#### PROVIDED DATA ####
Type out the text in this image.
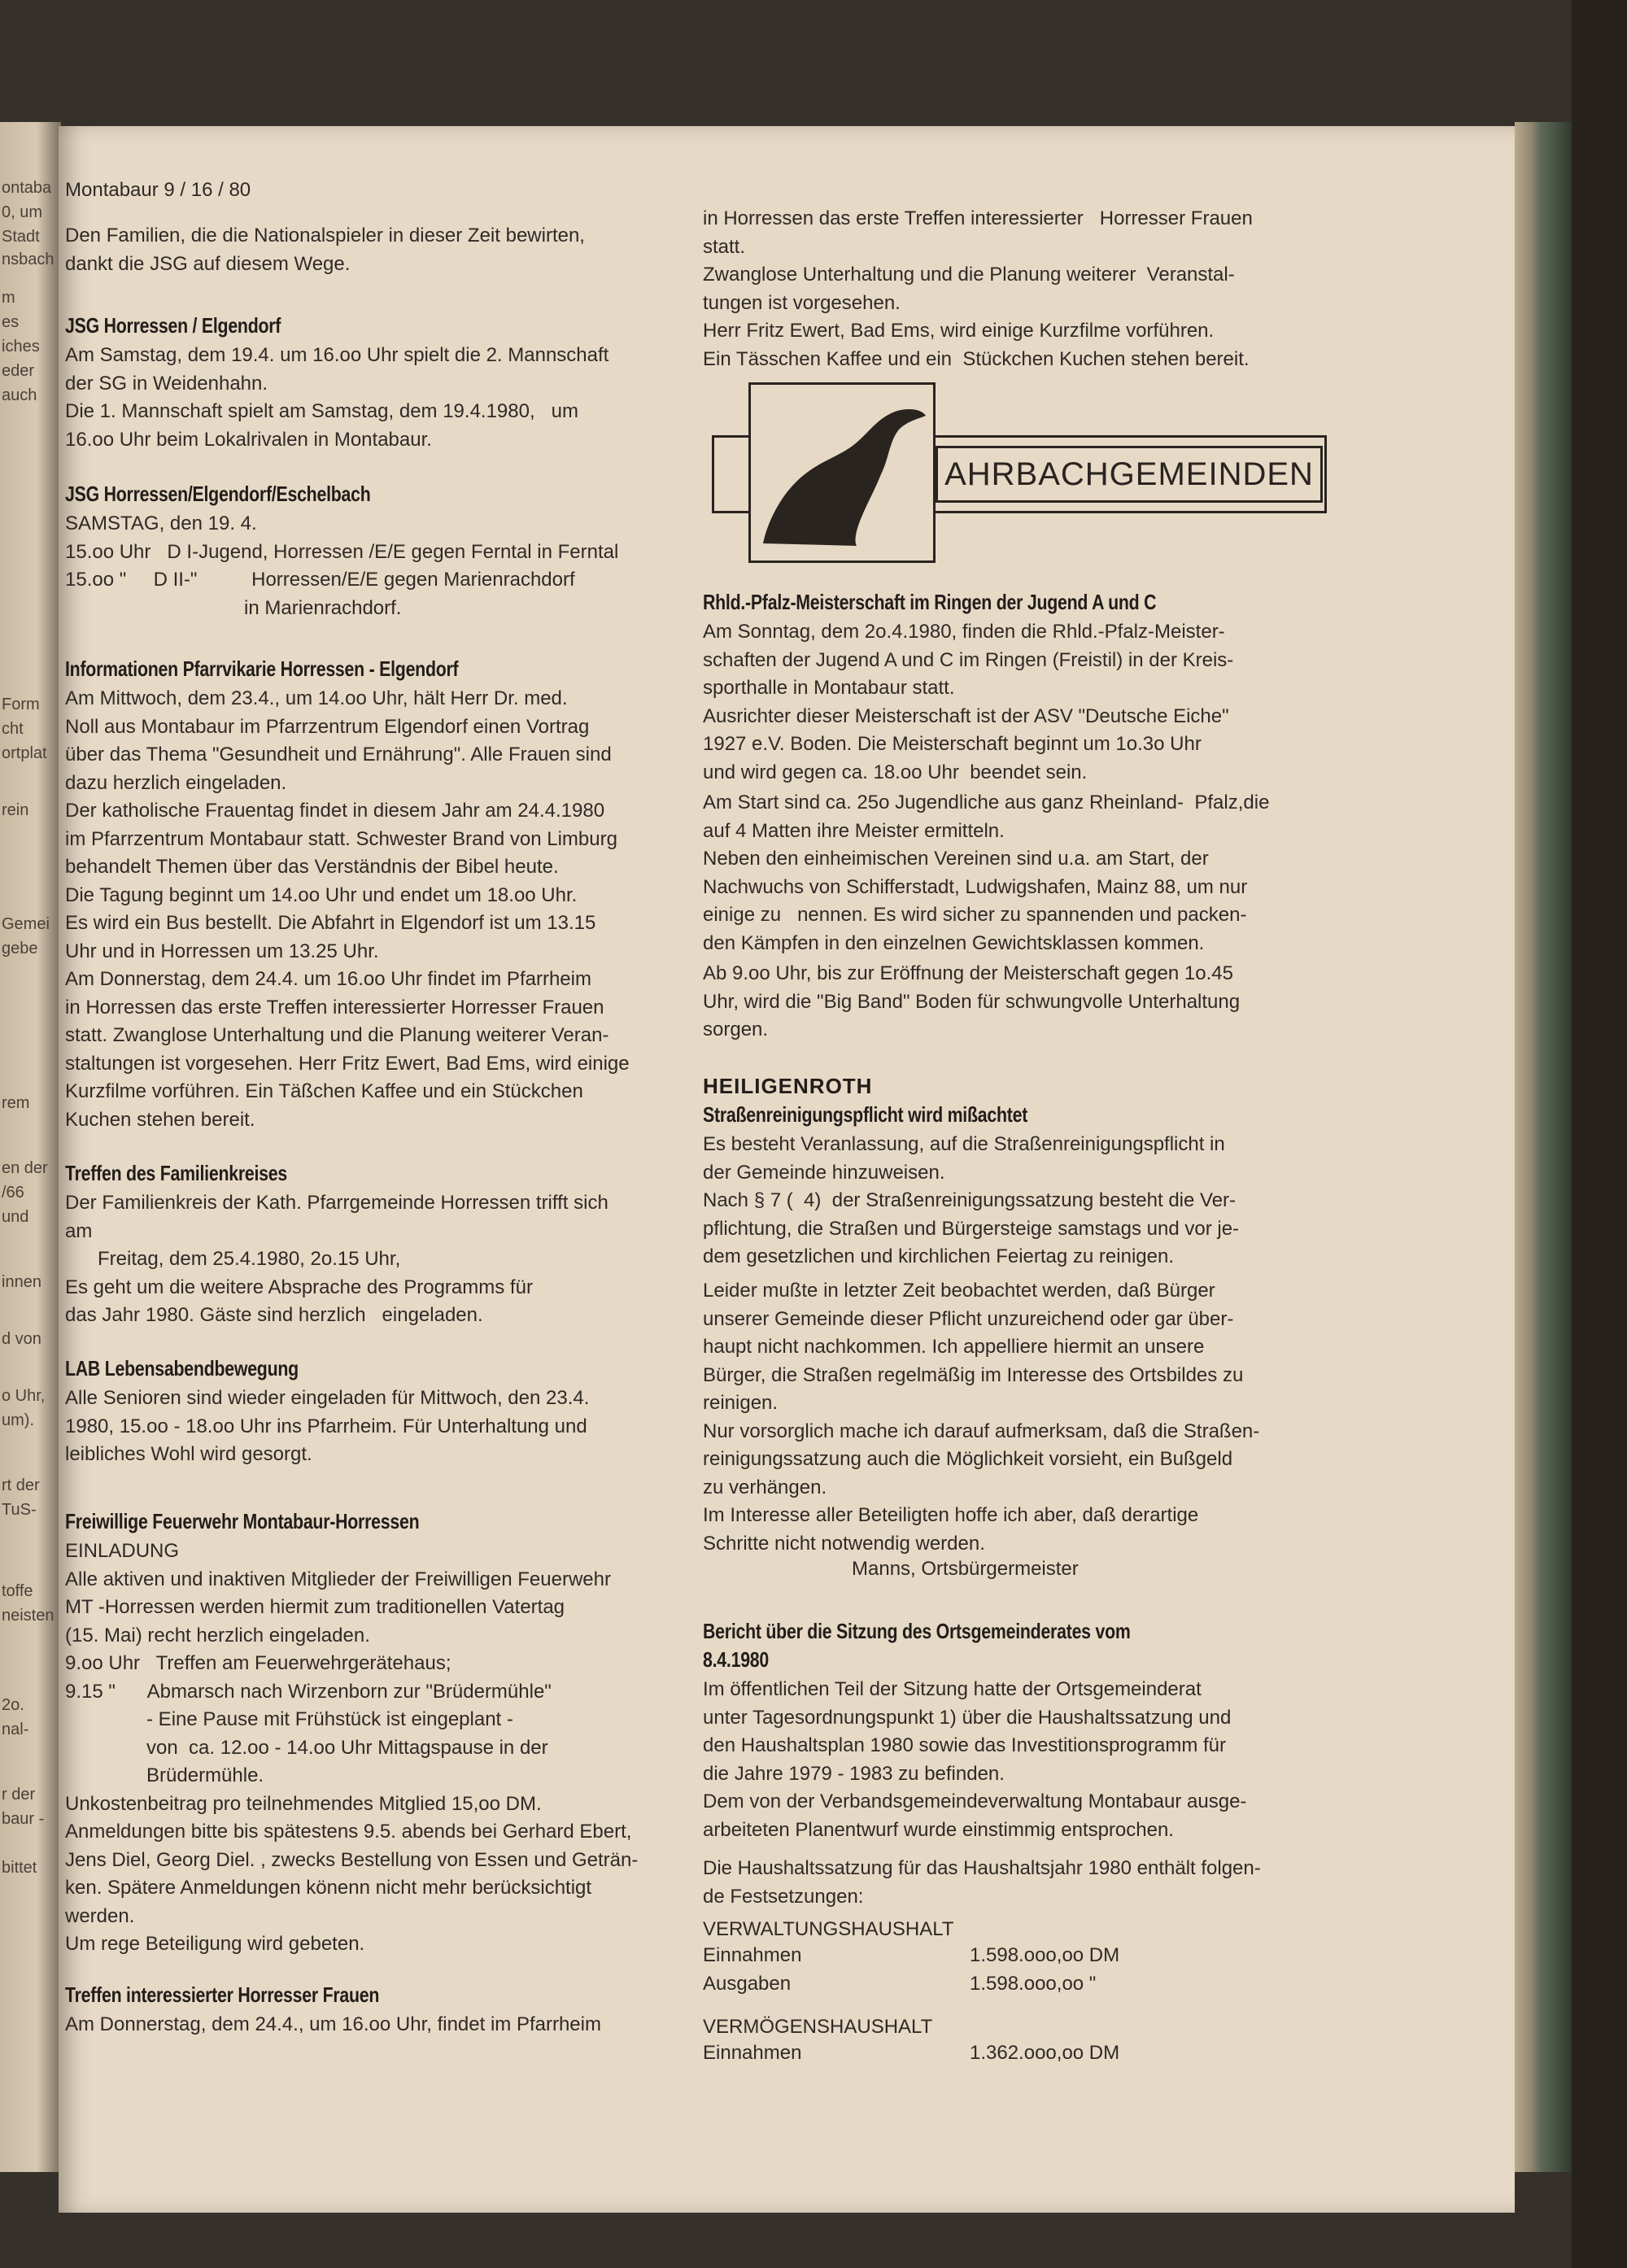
ontaba
0, um
Stadt
nsbach
m
es
iches
eder
auch
Form
cht
ortplat
rein
Gemei
gebe
rem
en der
/66
und
innen
d von
o Uhr,
um).
rt der
TuS-
toffe
neisten
2o.
nal-
r der
baur -
bittet
Montabaur 9 / 16 / 80
Den Familien, die die Nationalspieler in dieser Zeit bewirten,
dankt die JSG auf diesem Wege.
JSG Horressen / Elgendorf
Am Samstag, dem 19.4. um 16.oo Uhr spielt die 2. Mannschaft
der SG in Weidenhahn.
Die 1. Mannschaft spielt am Samstag, dem 19.4.1980,   um
16.oo Uhr beim Lokalrivalen in Montabaur.
JSG Horressen/Elgendorf/Eschelbach
SAMSTAG, den 19. 4.
15.oo Uhr   D I-Jugend, Horressen /E/E gegen Ferntal in Ferntal
15.oo "     D II-"          Horressen/E/E gegen Marienrachdorf
in Marienrachdorf.
Informationen Pfarrvikarie Horressen - Elgendorf
Am Mittwoch, dem 23.4., um 14.oo Uhr, hält Herr Dr. med.
Noll aus Montabaur im Pfarrzentrum Elgendorf einen Vortrag
über das Thema "Gesundheit und Ernährung". Alle Frauen sind
dazu herzlich eingeladen.
Der katholische Frauentag findet in diesem Jahr am 24.4.1980
im Pfarrzentrum Montabaur statt. Schwester Brand von Limburg
behandelt Themen über das Verständnis der Bibel heute.
Die Tagung beginnt um 14.oo Uhr und endet um 18.oo Uhr.
Es wird ein Bus bestellt. Die Abfahrt in Elgendorf ist um 13.15
Uhr und in Horressen um 13.25 Uhr.
Am Donnerstag, dem 24.4. um 16.oo Uhr findet im Pfarrheim
in Horressen das erste Treffen interessierter Horresser Frauen
statt. Zwanglose Unterhaltung und die Planung weiterer Veran-
staltungen ist vorgesehen. Herr Fritz Ewert, Bad Ems, wird einige
Kurzfilme vorführen. Ein Täßchen Kaffee und ein Stückchen
Kuchen stehen bereit.
Treffen des Familienkreises
Der Familienkreis der Kath. Pfarrgemeinde Horressen trifft sich
am
Freitag, dem 25.4.1980, 2o.15 Uhr,
Es geht um die weitere Absprache des Programms für
das Jahr 1980. Gäste sind herzlich   eingeladen.
LAB Lebensabendbewegung
Alle Senioren sind wieder eingeladen für Mittwoch, den 23.4.
1980, 15.oo - 18.oo Uhr ins Pfarrheim. Für Unterhaltung und
leibliches Wohl wird gesorgt.
Freiwillige Feuerwehr Montabaur-Horressen
EINLADUNG
Alle aktiven und inaktiven Mitglieder der Freiwilligen Feuerwehr
MT -Horressen werden hiermit zum traditionellen Vatertag
(15. Mai) recht herzlich eingeladen.
9.oo Uhr   Treffen am Feuerwehrgerätehaus;
9.15 "      Abmarsch nach Wirzenborn zur "Brüdermühle"
- Eine Pause mit Frühstück ist eingeplant -
von  ca. 12.oo - 14.oo Uhr Mittagspause in der
Brüdermühle.
Unkostenbeitrag pro teilnehmendes Mitglied 15,oo DM.
Anmeldungen bitte bis spätestens 9.5. abends bei Gerhard Ebert,
Jens Diel, Georg Diel. , zwecks Bestellung von Essen und Geträn-
ken. Spätere Anmeldungen könenn nicht mehr berücksichtigt
werden.
Um rege Beteiligung wird gebeten.
Treffen interessierter Horresser Frauen
Am Donnerstag, dem 24.4., um 16.oo Uhr, findet im Pfarrheim
in Horressen das erste Treffen interessierter   Horresser Frauen
statt.
Zwanglose Unterhaltung und die Planung weiterer  Veranstal-
tungen ist vorgesehen.
Herr Fritz Ewert, Bad Ems, wird einige Kurzfilme vorführen.
Ein Tässchen Kaffee und ein  Stückchen Kuchen stehen bereit.
AHRBACHGEMEINDEN
Rhld.-Pfalz-Meisterschaft im Ringen der Jugend A und C
Am Sonntag, dem 2o.4.1980, finden die Rhld.-Pfalz-Meister-
schaften der Jugend A und C im Ringen (Freistil) in der Kreis-
sporthalle in Montabaur statt.
Ausrichter dieser Meisterschaft ist der ASV "Deutsche Eiche"
1927 e.V. Boden. Die Meisterschaft beginnt um 1o.3o Uhr
und wird gegen ca. 18.oo Uhr  beendet sein.
Am Start sind ca. 25o Jugendliche aus ganz Rheinland-  Pfalz,die
auf 4 Matten ihre Meister ermitteln.
Neben den einheimischen Vereinen sind u.a. am Start, der
Nachwuchs von Schifferstadt, Ludwigshafen, Mainz 88, um nur
einige zu   nennen. Es wird sicher zu spannenden und packen-
den Kämpfen in den einzelnen Gewichtsklassen kommen.
Ab 9.oo Uhr, bis zur Eröffnung der Meisterschaft gegen 1o.45
Uhr, wird die "Big Band" Boden für schwungvolle Unterhaltung
sorgen.
HEILIGENROTH
Straßenreinigungspflicht wird mißachtet
Es besteht Veranlassung, auf die Straßenreinigungspflicht in
der Gemeinde hinzuweisen.
Nach § 7 (  4)  der Straßenreinigungssatzung besteht die Ver-
pflichtung, die Straßen und Bürgersteige samstags und vor je-
dem gesetzlichen und kirchlichen Feiertag zu reinigen.
Leider mußte in letzter Zeit beobachtet werden, daß Bürger
unserer Gemeinde dieser Pflicht unzureichend oder gar über-
haupt nicht nachkommen. Ich appelliere hiermit an unsere
Bürger, die Straßen regelmäßig im Interesse des Ortsbildes zu
reinigen.
Nur vorsorglich mache ich darauf aufmerksam, daß die Straßen-
reinigungssatzung auch die Möglichkeit vorsieht, ein Bußgeld
zu verhängen.
Im Interesse aller Beteiligten hoffe ich aber, daß derartige
Schritte nicht notwendig werden.
Manns, Ortsbürgermeister
Bericht über die Sitzung des Ortsgemeinderates vom
8.4.1980
Im öffentlichen Teil der Sitzung hatte der Ortsgemeinderat
unter Tagesordnungspunkt 1) über die Haushaltssatzung und
den Haushaltsplan 1980 sowie das Investitionsprogramm für
die Jahre 1979 - 1983 zu befinden.
Dem von der Verbandsgemeindeverwaltung Montabaur ausge-
arbeiteten Planentwurf wurde einstimmig entsprochen.
Die Haushaltssatzung für das Haushaltsjahr 1980 enthält folgen-
de Festsetzungen:
VERWALTUNGSHAUSHALT
Einnahmen	1.598.ooo,oo DM
Ausgaben	1.598.ooo,oo "
VERMÖGENSHAUSHALT
Einnahmen	1.362.ooo,oo DM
####
■ **GIVEN PROBLEM**
Search the entries for the word "werden", then list each line that holds it.

■ **CORRECT RESULT**
MT -Horressen werden hiermit zum traditionellen Vatertag
werden.
Leider mußte in letzter Zeit beobachtet werden, daß Bürger
Schritte nicht notwendig werden.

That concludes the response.